**GIVEN PROBLEM**
Scan the lines below for the string "username" and copy every one that has it.

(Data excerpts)

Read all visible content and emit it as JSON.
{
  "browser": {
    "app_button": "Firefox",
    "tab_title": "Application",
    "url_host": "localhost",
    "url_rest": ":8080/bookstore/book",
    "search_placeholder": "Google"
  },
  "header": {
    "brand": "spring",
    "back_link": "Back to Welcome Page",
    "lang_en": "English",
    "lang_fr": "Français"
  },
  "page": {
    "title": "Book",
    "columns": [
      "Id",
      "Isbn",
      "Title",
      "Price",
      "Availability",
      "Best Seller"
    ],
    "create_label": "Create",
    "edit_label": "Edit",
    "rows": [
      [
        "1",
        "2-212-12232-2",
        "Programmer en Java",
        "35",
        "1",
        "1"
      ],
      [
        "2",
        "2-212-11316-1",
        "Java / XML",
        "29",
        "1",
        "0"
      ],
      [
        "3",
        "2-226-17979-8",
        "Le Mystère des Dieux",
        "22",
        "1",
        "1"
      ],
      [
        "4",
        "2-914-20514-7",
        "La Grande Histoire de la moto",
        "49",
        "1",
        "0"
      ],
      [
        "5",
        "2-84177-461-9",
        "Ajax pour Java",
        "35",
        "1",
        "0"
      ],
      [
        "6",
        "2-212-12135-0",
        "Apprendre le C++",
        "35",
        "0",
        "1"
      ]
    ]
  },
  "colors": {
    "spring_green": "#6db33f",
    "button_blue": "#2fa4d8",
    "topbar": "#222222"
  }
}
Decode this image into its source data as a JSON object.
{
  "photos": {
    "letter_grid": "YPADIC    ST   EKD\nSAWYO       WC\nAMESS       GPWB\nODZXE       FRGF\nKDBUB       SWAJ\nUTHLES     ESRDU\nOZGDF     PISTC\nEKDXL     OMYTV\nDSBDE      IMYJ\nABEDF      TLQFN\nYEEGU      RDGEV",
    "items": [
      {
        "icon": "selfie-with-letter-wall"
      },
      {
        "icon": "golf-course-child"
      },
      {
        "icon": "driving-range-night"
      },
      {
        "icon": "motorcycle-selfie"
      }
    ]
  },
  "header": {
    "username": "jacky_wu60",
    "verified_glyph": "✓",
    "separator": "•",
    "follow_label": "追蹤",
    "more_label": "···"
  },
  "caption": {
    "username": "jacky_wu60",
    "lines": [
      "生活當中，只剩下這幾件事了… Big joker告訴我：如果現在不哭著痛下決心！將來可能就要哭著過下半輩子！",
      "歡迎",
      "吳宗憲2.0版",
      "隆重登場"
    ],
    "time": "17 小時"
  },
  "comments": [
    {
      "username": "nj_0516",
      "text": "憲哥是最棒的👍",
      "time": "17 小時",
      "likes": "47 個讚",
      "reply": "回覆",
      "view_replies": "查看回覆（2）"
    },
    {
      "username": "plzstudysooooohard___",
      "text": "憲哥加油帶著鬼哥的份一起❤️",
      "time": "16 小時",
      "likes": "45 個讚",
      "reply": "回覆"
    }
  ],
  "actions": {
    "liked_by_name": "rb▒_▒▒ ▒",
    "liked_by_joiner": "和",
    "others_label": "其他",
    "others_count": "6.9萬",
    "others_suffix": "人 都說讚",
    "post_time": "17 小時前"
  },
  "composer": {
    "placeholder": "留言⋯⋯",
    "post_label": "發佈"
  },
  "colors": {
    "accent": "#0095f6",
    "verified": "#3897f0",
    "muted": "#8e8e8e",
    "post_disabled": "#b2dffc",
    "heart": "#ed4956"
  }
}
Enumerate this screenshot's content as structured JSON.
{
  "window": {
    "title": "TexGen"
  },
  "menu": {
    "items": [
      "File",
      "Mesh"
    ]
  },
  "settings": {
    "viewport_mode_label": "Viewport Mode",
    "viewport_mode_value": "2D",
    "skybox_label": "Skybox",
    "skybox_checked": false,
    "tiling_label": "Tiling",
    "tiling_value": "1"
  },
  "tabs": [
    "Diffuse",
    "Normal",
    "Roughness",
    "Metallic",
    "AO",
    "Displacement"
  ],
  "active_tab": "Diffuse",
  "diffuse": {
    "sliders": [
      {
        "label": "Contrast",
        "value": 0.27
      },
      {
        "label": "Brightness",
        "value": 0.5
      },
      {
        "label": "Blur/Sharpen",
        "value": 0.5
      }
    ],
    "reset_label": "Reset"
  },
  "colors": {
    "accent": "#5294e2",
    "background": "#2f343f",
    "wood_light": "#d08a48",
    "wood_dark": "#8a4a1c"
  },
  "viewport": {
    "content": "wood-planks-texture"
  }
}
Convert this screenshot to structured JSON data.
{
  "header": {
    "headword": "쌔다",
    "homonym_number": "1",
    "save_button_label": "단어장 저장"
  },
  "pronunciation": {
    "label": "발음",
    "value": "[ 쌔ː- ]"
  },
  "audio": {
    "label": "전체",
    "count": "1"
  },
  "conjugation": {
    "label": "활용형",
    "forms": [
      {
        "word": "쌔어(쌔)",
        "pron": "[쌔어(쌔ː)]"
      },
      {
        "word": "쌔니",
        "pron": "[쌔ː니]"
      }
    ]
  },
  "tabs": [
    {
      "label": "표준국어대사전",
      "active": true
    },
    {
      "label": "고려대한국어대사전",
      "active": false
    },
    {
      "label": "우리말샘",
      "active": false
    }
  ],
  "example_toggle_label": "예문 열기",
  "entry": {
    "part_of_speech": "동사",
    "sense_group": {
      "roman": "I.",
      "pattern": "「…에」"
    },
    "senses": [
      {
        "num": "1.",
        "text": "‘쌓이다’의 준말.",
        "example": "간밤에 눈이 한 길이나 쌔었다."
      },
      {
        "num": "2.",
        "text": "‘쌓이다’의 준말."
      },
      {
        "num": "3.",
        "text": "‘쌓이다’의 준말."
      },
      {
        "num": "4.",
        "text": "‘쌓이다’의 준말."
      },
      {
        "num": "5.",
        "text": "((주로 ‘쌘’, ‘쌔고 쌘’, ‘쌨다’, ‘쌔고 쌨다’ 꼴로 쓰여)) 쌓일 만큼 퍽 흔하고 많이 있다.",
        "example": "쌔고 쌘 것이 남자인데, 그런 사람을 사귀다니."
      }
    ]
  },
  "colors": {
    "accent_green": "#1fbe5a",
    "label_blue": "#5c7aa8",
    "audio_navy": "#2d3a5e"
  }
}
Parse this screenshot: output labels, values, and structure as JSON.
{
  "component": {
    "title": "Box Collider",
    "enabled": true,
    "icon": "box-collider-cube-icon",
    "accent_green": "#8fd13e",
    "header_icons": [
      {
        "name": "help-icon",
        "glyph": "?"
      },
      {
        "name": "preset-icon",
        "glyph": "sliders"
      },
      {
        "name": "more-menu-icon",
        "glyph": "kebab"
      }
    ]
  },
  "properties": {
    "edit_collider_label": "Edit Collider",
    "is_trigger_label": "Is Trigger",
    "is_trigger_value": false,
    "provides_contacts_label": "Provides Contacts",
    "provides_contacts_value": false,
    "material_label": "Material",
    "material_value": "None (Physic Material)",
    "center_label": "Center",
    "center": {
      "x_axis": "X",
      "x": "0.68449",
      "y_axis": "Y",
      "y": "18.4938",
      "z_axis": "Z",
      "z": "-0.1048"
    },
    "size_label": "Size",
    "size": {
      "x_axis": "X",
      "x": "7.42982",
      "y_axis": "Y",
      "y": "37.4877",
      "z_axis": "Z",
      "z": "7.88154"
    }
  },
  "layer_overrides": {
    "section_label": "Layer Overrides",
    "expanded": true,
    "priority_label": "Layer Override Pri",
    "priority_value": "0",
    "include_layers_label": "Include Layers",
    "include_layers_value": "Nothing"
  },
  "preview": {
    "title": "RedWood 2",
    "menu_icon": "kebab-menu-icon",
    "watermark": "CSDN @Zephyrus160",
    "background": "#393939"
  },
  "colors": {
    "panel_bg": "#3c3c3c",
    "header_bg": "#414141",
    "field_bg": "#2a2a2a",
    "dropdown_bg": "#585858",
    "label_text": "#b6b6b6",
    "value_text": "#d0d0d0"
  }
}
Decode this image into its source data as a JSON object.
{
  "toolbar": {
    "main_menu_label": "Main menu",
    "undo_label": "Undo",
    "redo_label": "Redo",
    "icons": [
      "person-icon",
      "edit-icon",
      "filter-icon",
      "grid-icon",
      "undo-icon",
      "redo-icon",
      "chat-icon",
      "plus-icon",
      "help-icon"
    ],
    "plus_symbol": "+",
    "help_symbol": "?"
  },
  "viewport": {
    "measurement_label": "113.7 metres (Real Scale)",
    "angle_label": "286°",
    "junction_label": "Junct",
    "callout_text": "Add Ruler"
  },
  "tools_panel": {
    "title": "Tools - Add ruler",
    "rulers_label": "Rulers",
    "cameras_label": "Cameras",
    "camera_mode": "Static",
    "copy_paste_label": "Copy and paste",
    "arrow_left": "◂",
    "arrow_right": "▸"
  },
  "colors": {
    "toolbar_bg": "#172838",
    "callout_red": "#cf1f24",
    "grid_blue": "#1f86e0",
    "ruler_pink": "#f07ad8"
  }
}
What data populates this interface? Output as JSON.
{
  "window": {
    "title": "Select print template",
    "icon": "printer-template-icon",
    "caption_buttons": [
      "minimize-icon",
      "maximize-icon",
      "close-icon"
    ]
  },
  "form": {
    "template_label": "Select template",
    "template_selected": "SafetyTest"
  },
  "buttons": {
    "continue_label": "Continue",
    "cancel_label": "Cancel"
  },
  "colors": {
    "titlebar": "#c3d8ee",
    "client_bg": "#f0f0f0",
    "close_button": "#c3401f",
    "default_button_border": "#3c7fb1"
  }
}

**RESPONSE FOR THIS EXERCISE**
    "username": "jacky_wu60",
    "username": "jacky_wu60",
      "username": "nj_0516",
      "username": "plzstudysooooohard___",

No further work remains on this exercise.